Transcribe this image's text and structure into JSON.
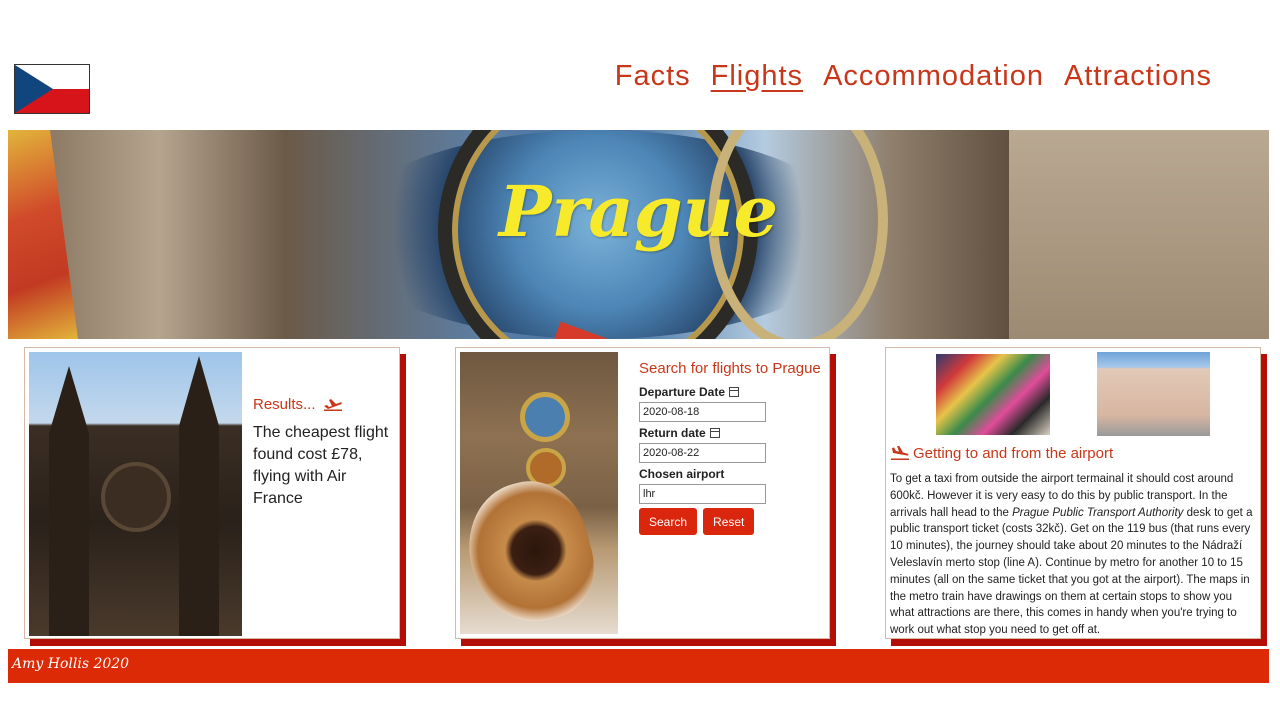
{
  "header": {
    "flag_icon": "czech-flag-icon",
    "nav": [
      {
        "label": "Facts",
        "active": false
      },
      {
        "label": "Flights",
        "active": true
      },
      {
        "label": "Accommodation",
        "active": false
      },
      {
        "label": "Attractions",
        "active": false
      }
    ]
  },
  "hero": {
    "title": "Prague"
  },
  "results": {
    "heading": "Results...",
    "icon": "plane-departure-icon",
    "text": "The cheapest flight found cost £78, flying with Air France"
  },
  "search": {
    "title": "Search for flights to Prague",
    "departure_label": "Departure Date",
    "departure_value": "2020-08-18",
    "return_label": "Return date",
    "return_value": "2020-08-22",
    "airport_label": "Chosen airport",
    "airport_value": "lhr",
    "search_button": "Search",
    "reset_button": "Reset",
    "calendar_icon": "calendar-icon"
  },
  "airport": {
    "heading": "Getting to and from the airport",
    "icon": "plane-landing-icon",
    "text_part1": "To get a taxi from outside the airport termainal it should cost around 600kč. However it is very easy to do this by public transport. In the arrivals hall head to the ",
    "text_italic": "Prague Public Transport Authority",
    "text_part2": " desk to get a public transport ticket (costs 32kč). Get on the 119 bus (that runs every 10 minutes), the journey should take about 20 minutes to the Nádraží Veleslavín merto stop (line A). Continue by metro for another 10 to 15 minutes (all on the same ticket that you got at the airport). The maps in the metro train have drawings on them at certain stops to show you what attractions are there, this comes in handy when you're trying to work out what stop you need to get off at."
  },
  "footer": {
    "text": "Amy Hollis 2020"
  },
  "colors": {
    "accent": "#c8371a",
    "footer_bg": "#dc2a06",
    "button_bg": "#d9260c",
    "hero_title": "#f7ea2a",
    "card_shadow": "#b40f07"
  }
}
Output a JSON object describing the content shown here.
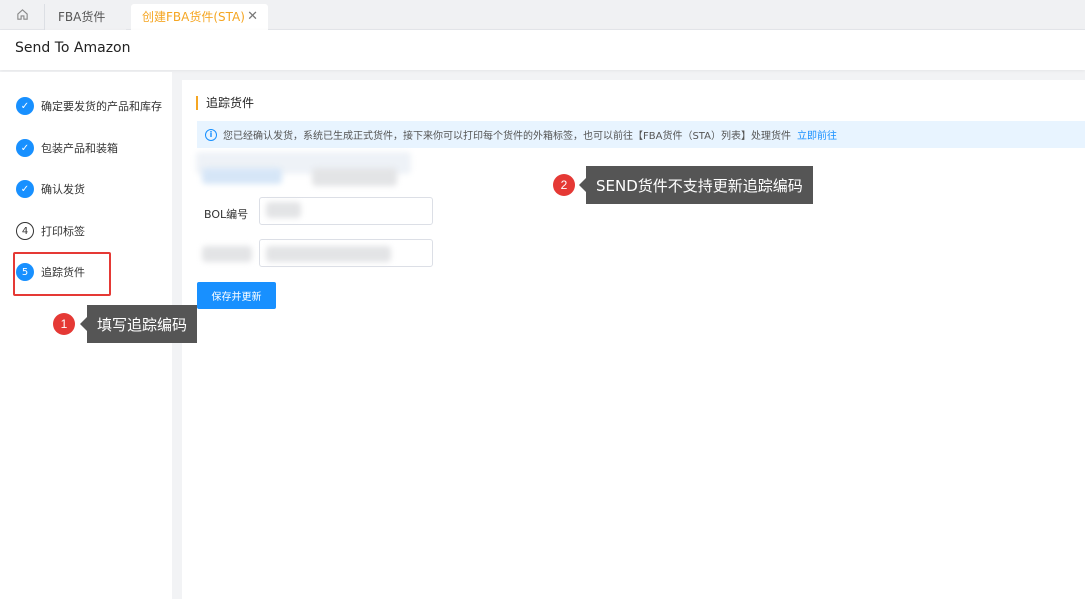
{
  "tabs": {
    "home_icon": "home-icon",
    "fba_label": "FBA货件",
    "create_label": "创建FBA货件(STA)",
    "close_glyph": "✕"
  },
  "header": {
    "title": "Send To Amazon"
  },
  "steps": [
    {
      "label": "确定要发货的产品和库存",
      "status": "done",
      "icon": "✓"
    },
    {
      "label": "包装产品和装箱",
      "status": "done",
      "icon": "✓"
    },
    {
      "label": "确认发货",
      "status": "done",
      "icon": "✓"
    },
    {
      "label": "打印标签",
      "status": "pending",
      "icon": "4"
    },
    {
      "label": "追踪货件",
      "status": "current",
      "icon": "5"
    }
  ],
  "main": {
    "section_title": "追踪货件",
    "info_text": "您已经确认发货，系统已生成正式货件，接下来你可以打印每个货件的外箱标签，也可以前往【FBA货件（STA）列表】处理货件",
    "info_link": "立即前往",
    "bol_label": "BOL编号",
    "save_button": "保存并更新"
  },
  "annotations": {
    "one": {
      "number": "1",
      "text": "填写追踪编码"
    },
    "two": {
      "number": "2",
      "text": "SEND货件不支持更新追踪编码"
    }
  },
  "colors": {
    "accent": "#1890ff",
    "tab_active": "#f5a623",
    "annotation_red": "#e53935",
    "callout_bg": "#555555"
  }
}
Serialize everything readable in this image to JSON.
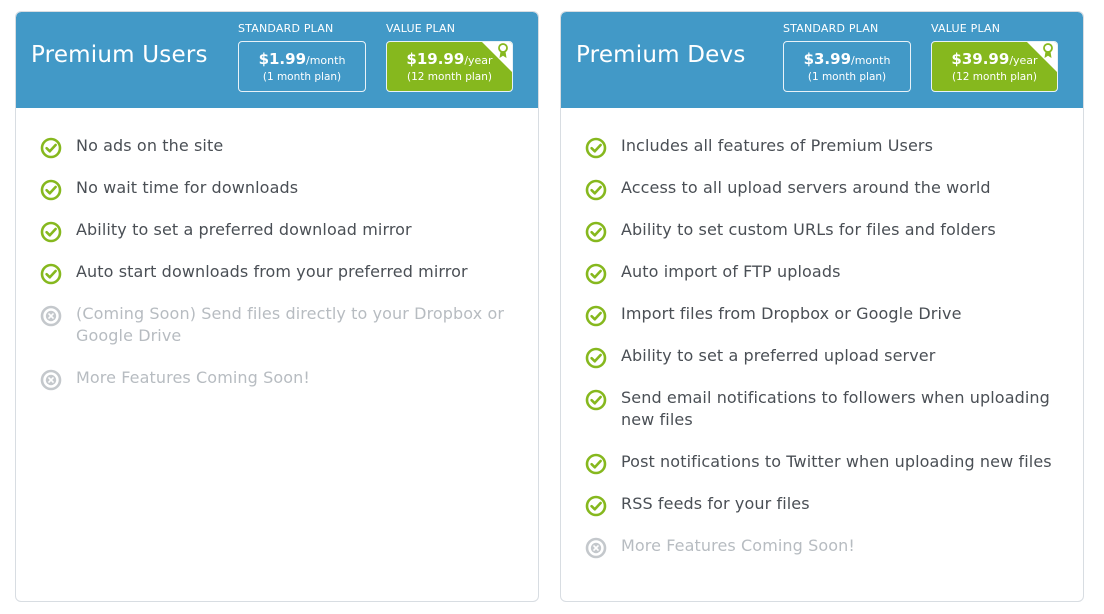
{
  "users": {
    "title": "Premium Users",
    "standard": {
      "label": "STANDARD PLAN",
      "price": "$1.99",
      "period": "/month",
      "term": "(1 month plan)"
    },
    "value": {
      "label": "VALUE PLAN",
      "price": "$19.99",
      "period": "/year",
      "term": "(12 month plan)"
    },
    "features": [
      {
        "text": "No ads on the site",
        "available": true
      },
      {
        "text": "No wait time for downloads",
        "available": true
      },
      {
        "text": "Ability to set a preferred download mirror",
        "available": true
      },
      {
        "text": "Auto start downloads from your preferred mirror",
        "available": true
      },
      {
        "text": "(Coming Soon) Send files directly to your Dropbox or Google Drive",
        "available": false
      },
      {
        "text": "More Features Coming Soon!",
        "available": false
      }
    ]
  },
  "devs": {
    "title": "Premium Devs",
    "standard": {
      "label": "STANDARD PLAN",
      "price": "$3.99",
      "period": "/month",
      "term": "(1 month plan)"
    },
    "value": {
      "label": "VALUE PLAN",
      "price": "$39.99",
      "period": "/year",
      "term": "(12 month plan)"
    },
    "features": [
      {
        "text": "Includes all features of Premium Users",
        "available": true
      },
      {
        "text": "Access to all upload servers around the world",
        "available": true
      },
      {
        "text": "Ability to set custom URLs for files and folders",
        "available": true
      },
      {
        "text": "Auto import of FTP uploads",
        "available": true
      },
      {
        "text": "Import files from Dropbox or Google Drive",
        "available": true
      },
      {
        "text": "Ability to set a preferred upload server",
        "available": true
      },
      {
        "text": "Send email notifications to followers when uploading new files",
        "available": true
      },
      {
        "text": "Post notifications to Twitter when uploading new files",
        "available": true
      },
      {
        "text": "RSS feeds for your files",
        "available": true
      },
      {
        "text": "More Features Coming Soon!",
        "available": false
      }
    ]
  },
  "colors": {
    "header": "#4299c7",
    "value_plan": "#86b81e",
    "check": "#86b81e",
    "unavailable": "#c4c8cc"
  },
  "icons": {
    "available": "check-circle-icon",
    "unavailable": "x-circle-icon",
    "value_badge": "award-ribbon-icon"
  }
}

---

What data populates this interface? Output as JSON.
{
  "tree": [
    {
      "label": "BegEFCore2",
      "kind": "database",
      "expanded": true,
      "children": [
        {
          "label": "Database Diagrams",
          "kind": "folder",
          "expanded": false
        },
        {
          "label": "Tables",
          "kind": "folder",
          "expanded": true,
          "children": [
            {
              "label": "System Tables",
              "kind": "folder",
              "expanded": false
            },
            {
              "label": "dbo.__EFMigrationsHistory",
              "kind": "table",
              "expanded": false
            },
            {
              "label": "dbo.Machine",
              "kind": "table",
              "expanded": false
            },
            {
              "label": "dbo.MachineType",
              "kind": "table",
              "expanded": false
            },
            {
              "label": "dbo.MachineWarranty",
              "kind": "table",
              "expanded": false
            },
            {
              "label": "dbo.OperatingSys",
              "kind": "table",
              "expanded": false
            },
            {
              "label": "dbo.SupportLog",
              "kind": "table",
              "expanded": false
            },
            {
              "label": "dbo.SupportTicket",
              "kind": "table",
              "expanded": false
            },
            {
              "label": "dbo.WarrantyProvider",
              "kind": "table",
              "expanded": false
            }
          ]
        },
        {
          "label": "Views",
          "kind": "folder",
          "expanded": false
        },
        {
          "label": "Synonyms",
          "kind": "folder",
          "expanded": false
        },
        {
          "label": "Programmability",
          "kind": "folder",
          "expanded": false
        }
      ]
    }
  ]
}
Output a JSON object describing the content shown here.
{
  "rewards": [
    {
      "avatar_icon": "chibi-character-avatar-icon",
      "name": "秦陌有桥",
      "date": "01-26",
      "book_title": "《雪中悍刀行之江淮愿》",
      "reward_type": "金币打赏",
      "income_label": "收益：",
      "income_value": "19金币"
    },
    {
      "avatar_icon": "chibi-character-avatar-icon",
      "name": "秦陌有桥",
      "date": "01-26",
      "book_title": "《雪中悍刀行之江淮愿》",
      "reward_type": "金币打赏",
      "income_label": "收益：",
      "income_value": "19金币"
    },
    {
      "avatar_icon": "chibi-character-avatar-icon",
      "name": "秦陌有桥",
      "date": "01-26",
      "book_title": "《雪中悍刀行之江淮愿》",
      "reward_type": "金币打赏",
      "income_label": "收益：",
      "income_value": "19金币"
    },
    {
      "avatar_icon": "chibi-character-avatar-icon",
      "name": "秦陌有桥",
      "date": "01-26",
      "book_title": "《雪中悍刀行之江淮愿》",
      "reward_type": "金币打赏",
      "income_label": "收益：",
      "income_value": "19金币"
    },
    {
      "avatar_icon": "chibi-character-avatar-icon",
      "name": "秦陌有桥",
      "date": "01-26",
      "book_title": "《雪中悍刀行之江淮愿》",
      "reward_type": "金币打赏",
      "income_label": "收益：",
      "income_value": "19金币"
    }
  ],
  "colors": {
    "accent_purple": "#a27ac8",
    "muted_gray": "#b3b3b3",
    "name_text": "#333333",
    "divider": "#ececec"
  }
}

---

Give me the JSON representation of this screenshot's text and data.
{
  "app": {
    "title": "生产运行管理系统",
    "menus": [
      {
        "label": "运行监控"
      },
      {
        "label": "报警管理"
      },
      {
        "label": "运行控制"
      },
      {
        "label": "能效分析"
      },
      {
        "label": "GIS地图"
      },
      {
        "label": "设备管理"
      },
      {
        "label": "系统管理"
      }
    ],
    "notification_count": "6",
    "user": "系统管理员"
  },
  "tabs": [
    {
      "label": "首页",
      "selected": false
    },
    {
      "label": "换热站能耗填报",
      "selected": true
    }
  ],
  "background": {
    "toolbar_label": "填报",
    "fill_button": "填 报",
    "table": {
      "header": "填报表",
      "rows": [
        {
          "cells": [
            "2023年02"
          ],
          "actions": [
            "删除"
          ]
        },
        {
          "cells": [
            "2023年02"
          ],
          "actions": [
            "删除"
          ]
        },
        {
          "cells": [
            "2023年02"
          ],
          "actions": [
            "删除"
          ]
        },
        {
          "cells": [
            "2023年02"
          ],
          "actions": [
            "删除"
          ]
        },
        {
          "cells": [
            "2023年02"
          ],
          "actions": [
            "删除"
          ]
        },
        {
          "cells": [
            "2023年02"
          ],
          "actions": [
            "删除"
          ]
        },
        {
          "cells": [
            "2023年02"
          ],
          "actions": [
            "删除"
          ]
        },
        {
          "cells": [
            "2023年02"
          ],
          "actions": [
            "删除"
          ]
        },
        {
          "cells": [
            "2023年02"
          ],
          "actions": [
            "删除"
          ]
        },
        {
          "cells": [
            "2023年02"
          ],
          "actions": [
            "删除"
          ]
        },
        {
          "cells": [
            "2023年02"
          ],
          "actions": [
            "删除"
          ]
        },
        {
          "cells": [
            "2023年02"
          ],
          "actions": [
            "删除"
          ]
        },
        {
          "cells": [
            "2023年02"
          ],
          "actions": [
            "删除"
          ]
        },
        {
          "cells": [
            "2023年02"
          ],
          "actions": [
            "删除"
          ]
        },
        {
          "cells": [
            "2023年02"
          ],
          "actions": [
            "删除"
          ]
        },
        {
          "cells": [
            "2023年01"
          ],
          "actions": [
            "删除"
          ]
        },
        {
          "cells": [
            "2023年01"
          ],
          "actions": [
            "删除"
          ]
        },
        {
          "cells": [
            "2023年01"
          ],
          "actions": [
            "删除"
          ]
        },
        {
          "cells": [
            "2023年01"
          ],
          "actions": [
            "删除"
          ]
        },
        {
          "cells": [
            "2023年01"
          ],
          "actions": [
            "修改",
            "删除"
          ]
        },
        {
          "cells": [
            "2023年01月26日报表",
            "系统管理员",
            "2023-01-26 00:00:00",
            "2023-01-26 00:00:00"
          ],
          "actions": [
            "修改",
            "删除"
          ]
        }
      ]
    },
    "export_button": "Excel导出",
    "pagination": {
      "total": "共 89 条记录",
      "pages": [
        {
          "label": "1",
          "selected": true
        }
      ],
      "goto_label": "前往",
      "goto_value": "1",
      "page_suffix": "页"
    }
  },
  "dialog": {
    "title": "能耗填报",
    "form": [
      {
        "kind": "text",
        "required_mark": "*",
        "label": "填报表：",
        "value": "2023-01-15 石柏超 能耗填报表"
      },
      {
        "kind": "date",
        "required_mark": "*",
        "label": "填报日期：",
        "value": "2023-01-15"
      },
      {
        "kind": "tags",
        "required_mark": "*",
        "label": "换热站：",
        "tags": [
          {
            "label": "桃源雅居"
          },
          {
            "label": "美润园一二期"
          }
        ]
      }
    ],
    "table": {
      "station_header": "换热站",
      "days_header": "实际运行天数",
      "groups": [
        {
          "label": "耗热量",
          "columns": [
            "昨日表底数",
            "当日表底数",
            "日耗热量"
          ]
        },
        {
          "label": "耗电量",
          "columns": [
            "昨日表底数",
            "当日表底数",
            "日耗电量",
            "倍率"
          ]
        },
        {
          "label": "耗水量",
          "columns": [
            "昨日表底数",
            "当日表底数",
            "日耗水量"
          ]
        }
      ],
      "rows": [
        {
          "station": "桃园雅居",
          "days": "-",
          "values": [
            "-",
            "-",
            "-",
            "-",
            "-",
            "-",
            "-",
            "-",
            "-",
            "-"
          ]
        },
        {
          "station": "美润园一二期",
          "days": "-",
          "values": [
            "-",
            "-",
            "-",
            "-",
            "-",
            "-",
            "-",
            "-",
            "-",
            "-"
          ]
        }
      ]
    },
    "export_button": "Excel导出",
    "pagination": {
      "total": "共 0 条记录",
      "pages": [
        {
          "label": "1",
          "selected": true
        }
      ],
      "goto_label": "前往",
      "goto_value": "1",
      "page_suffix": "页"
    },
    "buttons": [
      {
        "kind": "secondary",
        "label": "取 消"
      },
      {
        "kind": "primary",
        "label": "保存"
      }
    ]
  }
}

THE TASK
Reproduce every line of the listing above in which the string "Auto" appears.

COMPLETED EXERCISE
        "text": "Auto start downloads from your preferred mirror",
        "text": "Auto import of FTP uploads",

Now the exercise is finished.